┌─ Supplied material

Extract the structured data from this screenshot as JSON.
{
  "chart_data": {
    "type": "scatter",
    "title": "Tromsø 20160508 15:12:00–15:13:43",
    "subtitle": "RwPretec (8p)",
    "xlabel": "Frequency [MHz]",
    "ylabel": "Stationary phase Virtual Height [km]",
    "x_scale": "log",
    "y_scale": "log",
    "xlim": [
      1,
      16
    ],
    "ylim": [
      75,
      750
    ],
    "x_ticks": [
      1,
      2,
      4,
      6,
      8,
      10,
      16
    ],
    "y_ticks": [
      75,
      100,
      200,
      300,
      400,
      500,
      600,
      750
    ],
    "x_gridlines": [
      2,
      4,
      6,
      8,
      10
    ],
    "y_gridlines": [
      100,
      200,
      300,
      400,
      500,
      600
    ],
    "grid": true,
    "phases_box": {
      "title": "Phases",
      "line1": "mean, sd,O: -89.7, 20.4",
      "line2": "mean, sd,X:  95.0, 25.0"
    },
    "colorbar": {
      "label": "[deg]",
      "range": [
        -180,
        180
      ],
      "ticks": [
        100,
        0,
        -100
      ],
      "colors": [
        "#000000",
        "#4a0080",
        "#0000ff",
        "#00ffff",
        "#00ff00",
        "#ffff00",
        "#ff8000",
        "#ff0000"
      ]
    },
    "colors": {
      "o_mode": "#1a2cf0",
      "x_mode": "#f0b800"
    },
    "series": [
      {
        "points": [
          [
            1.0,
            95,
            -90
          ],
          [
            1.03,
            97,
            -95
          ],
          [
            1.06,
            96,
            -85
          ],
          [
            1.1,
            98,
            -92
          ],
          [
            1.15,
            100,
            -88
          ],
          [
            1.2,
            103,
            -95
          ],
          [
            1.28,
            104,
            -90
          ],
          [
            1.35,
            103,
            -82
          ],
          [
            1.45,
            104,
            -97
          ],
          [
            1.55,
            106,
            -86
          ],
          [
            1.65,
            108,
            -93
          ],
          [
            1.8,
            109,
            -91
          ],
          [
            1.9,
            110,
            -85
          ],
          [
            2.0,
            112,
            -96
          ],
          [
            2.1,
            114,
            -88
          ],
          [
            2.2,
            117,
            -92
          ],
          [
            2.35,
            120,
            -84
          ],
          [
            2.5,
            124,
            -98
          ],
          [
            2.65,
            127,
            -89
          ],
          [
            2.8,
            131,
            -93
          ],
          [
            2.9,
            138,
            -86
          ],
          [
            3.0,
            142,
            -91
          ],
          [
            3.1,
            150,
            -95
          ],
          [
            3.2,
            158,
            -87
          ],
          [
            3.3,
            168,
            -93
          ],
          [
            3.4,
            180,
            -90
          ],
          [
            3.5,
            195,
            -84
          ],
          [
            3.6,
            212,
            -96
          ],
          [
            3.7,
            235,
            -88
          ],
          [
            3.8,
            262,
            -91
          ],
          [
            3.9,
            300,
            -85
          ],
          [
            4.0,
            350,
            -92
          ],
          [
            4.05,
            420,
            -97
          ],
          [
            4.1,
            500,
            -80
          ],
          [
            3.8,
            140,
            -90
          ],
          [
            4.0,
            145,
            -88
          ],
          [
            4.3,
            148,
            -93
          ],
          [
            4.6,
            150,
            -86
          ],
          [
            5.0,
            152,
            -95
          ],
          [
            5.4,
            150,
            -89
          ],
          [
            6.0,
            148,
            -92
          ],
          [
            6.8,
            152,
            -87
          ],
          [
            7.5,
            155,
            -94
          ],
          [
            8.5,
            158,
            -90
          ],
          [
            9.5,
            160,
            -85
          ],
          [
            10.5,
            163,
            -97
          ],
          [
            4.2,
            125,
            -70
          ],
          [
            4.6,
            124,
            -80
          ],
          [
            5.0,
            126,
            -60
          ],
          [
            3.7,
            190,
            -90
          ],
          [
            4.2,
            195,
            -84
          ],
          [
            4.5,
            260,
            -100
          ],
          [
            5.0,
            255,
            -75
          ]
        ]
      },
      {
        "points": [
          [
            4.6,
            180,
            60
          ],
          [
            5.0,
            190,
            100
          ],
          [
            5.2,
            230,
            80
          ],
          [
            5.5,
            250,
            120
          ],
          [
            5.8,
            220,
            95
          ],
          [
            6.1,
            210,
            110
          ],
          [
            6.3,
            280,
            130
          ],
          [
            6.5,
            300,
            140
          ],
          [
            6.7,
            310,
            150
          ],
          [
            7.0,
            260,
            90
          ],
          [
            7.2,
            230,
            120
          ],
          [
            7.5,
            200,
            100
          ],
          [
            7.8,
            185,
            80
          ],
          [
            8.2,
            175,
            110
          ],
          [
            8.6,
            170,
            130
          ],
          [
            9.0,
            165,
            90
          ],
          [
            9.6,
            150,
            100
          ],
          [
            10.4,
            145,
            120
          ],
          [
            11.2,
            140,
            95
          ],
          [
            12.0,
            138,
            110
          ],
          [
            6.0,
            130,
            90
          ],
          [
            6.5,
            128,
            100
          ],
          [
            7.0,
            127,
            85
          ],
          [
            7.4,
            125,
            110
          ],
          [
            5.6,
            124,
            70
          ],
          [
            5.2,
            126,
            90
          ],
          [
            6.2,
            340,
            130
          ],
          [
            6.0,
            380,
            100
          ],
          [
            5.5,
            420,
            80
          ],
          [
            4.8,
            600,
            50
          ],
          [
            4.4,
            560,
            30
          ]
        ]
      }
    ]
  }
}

└─

**What this task involves**
Each record above must be given again exactly.

**Exercise result**
Extract the structured data from this screenshot as JSON.
{
  "chart_data": {
    "type": "scatter",
    "title": "Tromsø 20160508 15:12:00–15:13:43",
    "subtitle": "RwPretec (8p)",
    "xlabel": "Frequency [MHz]",
    "ylabel": "Stationary phase Virtual Height [km]",
    "x_scale": "log",
    "y_scale": "log",
    "xlim": [
      1,
      16
    ],
    "ylim": [
      75,
      750
    ],
    "x_ticks": [
      1,
      2,
      4,
      6,
      8,
      10,
      16
    ],
    "y_ticks": [
      75,
      100,
      200,
      300,
      400,
      500,
      600,
      750
    ],
    "x_gridlines": [
      2,
      4,
      6,
      8,
      10
    ],
    "y_gridlines": [
      100,
      200,
      300,
      400,
      500,
      600
    ],
    "grid": true,
    "phases_box": {
      "title": "Phases",
      "line1": "mean, sd,O: -89.7, 20.4",
      "line2": "mean, sd,X:  95.0, 25.0"
    },
    "colorbar": {
      "label": "[deg]",
      "range": [
        -180,
        180
      ],
      "ticks": [
        100,
        0,
        -100
      ],
      "colors": [
        "#000000",
        "#4a0080",
        "#0000ff",
        "#00ffff",
        "#00ff00",
        "#ffff00",
        "#ff8000",
        "#ff0000"
      ]
    },
    "colors": {
      "o_mode": "#1a2cf0",
      "x_mode": "#f0b800"
    },
    "series": [
      {
        "points": [
          [
            1.0,
            95,
            -90
          ],
          [
            1.03,
            97,
            -95
          ],
          [
            1.06,
            96,
            -85
          ],
          [
            1.1,
            98,
            -92
          ],
          [
            1.15,
            100,
            -88
          ],
          [
            1.2,
            103,
            -95
          ],
          [
            1.28,
            104,
            -90
          ],
          [
            1.35,
            103,
            -82
          ],
          [
            1.45,
            104,
            -97
          ],
          [
            1.55,
            106,
            -86
          ],
          [
            1.65,
            108,
            -93
          ],
          [
            1.8,
            109,
            -91
          ],
          [
            1.9,
            110,
            -85
          ],
          [
            2.0,
            112,
            -96
          ],
          [
            2.1,
            114,
            -88
          ],
          [
            2.2,
            117,
            -92
          ],
          [
            2.35,
            120,
            -84
          ],
          [
            2.5,
            124,
            -98
          ],
          [
            2.65,
            127,
            -89
          ],
          [
            2.8,
            131,
            -93
          ],
          [
            2.9,
            138,
            -86
          ],
          [
            3.0,
            142,
            -91
          ],
          [
            3.1,
            150,
            -95
          ],
          [
            3.2,
            158,
            -87
          ],
          [
            3.3,
            168,
            -93
          ],
          [
            3.4,
            180,
            -90
          ],
          [
            3.5,
            195,
            -84
          ],
          [
            3.6,
            212,
            -96
          ],
          [
            3.7,
            235,
            -88
          ],
          [
            3.8,
            262,
            -91
          ],
          [
            3.9,
            300,
            -85
          ],
          [
            4.0,
            350,
            -92
          ],
          [
            4.05,
            420,
            -97
          ],
          [
            4.1,
            500,
            -80
          ],
          [
            3.8,
            140,
            -90
          ],
          [
            4.0,
            145,
            -88
          ],
          [
            4.3,
            148,
            -93
          ],
          [
            4.6,
            150,
            -86
          ],
          [
            5.0,
            152,
            -95
          ],
          [
            5.4,
            150,
            -89
          ],
          [
            6.0,
            148,
            -92
          ],
          [
            6.8,
            152,
            -87
          ],
          [
            7.5,
            155,
            -94
          ],
          [
            8.5,
            158,
            -90
          ],
          [
            9.5,
            160,
            -85
          ],
          [
            10.5,
            163,
            -97
          ],
          [
            4.2,
            125,
            -70
          ],
          [
            4.6,
            124,
            -80
          ],
          [
            5.0,
            126,
            -60
          ],
          [
            3.7,
            190,
            -90
          ],
          [
            4.2,
            195,
            -84
          ],
          [
            4.5,
            260,
            -100
          ],
          [
            5.0,
            255,
            -75
          ]
        ]
      },
      {
        "points": [
          [
            4.6,
            180,
            60
          ],
          [
            5.0,
            190,
            100
          ],
          [
            5.2,
            230,
            80
          ],
          [
            5.5,
            250,
            120
          ],
          [
            5.8,
            220,
            95
          ],
          [
            6.1,
            210,
            110
          ],
          [
            6.3,
            280,
            130
          ],
          [
            6.5,
            300,
            140
          ],
          [
            6.7,
            310,
            150
          ],
          [
            7.0,
            260,
            90
          ],
          [
            7.2,
            230,
            120
          ],
          [
            7.5,
            200,
            100
          ],
          [
            7.8,
            185,
            80
          ],
          [
            8.2,
            175,
            110
          ],
          [
            8.6,
            170,
            130
          ],
          [
            9.0,
            165,
            90
          ],
          [
            9.6,
            150,
            100
          ],
          [
            10.4,
            145,
            120
          ],
          [
            11.2,
            140,
            95
          ],
          [
            12.0,
            138,
            110
          ],
          [
            6.0,
            130,
            90
          ],
          [
            6.5,
            128,
            100
          ],
          [
            7.0,
            127,
            85
          ],
          [
            7.4,
            125,
            110
          ],
          [
            5.6,
            124,
            70
          ],
          [
            5.2,
            126,
            90
          ],
          [
            6.2,
            340,
            130
          ],
          [
            6.0,
            380,
            100
          ],
          [
            5.5,
            420,
            80
          ],
          [
            4.8,
            600,
            50
          ],
          [
            4.4,
            560,
            30
          ]
        ]
      }
    ]
  }
}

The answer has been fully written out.